= Do this =
Your task is to print all of the material verbatim.

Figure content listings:
▶

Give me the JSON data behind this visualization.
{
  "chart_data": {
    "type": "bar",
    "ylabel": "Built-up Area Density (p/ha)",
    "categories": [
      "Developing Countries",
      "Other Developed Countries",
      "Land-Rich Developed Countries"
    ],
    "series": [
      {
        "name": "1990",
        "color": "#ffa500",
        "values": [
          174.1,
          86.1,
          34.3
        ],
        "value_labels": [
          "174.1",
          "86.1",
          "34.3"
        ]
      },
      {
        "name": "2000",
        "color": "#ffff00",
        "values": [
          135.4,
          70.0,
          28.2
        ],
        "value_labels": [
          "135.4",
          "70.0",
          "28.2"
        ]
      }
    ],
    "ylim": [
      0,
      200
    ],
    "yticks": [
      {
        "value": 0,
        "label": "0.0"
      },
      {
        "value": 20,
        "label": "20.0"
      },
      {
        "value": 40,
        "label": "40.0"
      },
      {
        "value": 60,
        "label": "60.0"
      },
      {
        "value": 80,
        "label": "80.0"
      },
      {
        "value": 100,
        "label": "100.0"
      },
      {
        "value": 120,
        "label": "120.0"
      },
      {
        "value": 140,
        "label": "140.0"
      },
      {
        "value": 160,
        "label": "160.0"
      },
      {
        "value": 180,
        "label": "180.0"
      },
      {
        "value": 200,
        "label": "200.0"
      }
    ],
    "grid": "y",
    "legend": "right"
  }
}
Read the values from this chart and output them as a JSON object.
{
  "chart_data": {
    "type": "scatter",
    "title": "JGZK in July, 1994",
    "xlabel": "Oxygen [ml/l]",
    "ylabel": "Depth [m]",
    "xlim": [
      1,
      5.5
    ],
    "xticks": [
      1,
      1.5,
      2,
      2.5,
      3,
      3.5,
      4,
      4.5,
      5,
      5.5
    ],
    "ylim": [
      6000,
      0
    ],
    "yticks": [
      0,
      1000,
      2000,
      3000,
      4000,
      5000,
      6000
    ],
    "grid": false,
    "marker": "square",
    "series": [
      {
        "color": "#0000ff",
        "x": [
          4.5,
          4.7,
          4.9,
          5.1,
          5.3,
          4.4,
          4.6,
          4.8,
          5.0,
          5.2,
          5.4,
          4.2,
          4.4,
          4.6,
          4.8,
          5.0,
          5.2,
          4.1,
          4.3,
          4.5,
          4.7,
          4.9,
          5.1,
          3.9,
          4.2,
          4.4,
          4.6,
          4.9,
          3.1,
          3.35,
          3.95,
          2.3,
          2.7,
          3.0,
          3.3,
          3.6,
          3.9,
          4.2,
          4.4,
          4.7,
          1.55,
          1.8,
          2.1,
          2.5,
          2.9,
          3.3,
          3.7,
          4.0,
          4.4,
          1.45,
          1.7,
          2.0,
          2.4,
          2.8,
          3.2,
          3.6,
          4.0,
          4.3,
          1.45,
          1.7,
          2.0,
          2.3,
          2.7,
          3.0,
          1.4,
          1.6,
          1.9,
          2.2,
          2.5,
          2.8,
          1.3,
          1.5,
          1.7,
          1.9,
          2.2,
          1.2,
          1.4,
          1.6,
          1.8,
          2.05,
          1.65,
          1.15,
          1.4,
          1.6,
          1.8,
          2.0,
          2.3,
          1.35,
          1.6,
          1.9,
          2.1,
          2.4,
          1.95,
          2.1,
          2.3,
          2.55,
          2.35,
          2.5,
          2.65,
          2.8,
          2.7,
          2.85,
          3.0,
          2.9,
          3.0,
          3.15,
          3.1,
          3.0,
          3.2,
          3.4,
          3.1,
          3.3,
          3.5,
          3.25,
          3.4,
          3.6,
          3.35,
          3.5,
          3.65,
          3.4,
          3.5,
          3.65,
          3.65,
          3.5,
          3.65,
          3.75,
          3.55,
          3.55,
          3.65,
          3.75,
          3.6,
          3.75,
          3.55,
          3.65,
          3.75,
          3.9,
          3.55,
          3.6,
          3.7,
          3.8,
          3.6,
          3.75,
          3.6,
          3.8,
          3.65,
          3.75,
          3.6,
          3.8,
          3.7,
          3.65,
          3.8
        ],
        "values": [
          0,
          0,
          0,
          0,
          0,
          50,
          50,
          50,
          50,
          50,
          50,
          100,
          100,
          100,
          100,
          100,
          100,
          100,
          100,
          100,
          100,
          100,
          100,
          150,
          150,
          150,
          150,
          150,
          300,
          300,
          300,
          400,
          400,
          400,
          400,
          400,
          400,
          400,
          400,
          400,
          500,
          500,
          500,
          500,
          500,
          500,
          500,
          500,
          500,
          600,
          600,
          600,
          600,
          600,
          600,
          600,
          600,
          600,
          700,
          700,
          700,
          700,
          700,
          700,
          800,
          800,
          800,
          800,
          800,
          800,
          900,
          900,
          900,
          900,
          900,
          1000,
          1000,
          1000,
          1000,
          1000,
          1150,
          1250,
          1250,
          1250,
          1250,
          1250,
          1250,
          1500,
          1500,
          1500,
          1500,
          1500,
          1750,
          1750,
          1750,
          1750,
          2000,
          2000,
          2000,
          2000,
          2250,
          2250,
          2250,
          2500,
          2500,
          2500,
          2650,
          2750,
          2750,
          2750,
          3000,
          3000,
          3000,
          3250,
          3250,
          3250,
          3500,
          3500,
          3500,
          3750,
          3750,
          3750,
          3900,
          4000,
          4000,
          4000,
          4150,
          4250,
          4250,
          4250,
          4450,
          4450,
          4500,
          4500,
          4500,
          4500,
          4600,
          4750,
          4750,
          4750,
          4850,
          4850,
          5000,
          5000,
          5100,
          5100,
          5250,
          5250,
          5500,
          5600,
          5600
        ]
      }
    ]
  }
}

◀

= Answer to this problem =
Give me the JSON data behind this visualization.
{
  "chart_data": {
    "type": "bar",
    "ylabel": "Built-up Area Density (p/ha)",
    "categories": [
      "Developing Countries",
      "Other Developed Countries",
      "Land-Rich Developed Countries"
    ],
    "series": [
      {
        "name": "1990",
        "color": "#ffa500",
        "values": [
          174.1,
          86.1,
          34.3
        ],
        "value_labels": [
          "174.1",
          "86.1",
          "34.3"
        ]
      },
      {
        "name": "2000",
        "color": "#ffff00",
        "values": [
          135.4,
          70.0,
          28.2
        ],
        "value_labels": [
          "135.4",
          "70.0",
          "28.2"
        ]
      }
    ],
    "ylim": [
      0,
      200
    ],
    "yticks": [
      {
        "value": 0,
        "label": "0.0"
      },
      {
        "value": 20,
        "label": "20.0"
      },
      {
        "value": 40,
        "label": "40.0"
      },
      {
        "value": 60,
        "label": "60.0"
      },
      {
        "value": 80,
        "label": "80.0"
      },
      {
        "value": 100,
        "label": "100.0"
      },
      {
        "value": 120,
        "label": "120.0"
      },
      {
        "value": 140,
        "label": "140.0"
      },
      {
        "value": 160,
        "label": "160.0"
      },
      {
        "value": 180,
        "label": "180.0"
      },
      {
        "value": 200,
        "label": "200.0"
      }
    ],
    "grid": "y",
    "legend": "right"
  }
}
Read the values from this chart and output them as a JSON object.
{
  "chart_data": {
    "type": "scatter",
    "title": "JGZK in July, 1994",
    "xlabel": "Oxygen [ml/l]",
    "ylabel": "Depth [m]",
    "xlim": [
      1,
      5.5
    ],
    "xticks": [
      1,
      1.5,
      2,
      2.5,
      3,
      3.5,
      4,
      4.5,
      5,
      5.5
    ],
    "ylim": [
      6000,
      0
    ],
    "yticks": [
      0,
      1000,
      2000,
      3000,
      4000,
      5000,
      6000
    ],
    "grid": false,
    "marker": "square",
    "series": [
      {
        "color": "#0000ff",
        "x": [
          4.5,
          4.7,
          4.9,
          5.1,
          5.3,
          4.4,
          4.6,
          4.8,
          5.0,
          5.2,
          5.4,
          4.2,
          4.4,
          4.6,
          4.8,
          5.0,
          5.2,
          4.1,
          4.3,
          4.5,
          4.7,
          4.9,
          5.1,
          3.9,
          4.2,
          4.4,
          4.6,
          4.9,
          3.1,
          3.35,
          3.95,
          2.3,
          2.7,
          3.0,
          3.3,
          3.6,
          3.9,
          4.2,
          4.4,
          4.7,
          1.55,
          1.8,
          2.1,
          2.5,
          2.9,
          3.3,
          3.7,
          4.0,
          4.4,
          1.45,
          1.7,
          2.0,
          2.4,
          2.8,
          3.2,
          3.6,
          4.0,
          4.3,
          1.45,
          1.7,
          2.0,
          2.3,
          2.7,
          3.0,
          1.4,
          1.6,
          1.9,
          2.2,
          2.5,
          2.8,
          1.3,
          1.5,
          1.7,
          1.9,
          2.2,
          1.2,
          1.4,
          1.6,
          1.8,
          2.05,
          1.65,
          1.15,
          1.4,
          1.6,
          1.8,
          2.0,
          2.3,
          1.35,
          1.6,
          1.9,
          2.1,
          2.4,
          1.95,
          2.1,
          2.3,
          2.55,
          2.35,
          2.5,
          2.65,
          2.8,
          2.7,
          2.85,
          3.0,
          2.9,
          3.0,
          3.15,
          3.1,
          3.0,
          3.2,
          3.4,
          3.1,
          3.3,
          3.5,
          3.25,
          3.4,
          3.6,
          3.35,
          3.5,
          3.65,
          3.4,
          3.5,
          3.65,
          3.65,
          3.5,
          3.65,
          3.75,
          3.55,
          3.55,
          3.65,
          3.75,
          3.6,
          3.75,
          3.55,
          3.65,
          3.75,
          3.9,
          3.55,
          3.6,
          3.7,
          3.8,
          3.6,
          3.75,
          3.6,
          3.8,
          3.65,
          3.75,
          3.6,
          3.8,
          3.7,
          3.65,
          3.8
        ],
        "values": [
          0,
          0,
          0,
          0,
          0,
          50,
          50,
          50,
          50,
          50,
          50,
          100,
          100,
          100,
          100,
          100,
          100,
          100,
          100,
          100,
          100,
          100,
          100,
          150,
          150,
          150,
          150,
          150,
          300,
          300,
          300,
          400,
          400,
          400,
          400,
          400,
          400,
          400,
          400,
          400,
          500,
          500,
          500,
          500,
          500,
          500,
          500,
          500,
          500,
          600,
          600,
          600,
          600,
          600,
          600,
          600,
          600,
          600,
          700,
          700,
          700,
          700,
          700,
          700,
          800,
          800,
          800,
          800,
          800,
          800,
          900,
          900,
          900,
          900,
          900,
          1000,
          1000,
          1000,
          1000,
          1000,
          1150,
          1250,
          1250,
          1250,
          1250,
          1250,
          1250,
          1500,
          1500,
          1500,
          1500,
          1500,
          1750,
          1750,
          1750,
          1750,
          2000,
          2000,
          2000,
          2000,
          2250,
          2250,
          2250,
          2500,
          2500,
          2500,
          2650,
          2750,
          2750,
          2750,
          3000,
          3000,
          3000,
          3250,
          3250,
          3250,
          3500,
          3500,
          3500,
          3750,
          3750,
          3750,
          3900,
          4000,
          4000,
          4000,
          4150,
          4250,
          4250,
          4250,
          4450,
          4450,
          4500,
          4500,
          4500,
          4500,
          4600,
          4750,
          4750,
          4750,
          4850,
          4850,
          5000,
          5000,
          5100,
          5100,
          5250,
          5250,
          5500,
          5600,
          5600
        ]
      }
    ]
  }
}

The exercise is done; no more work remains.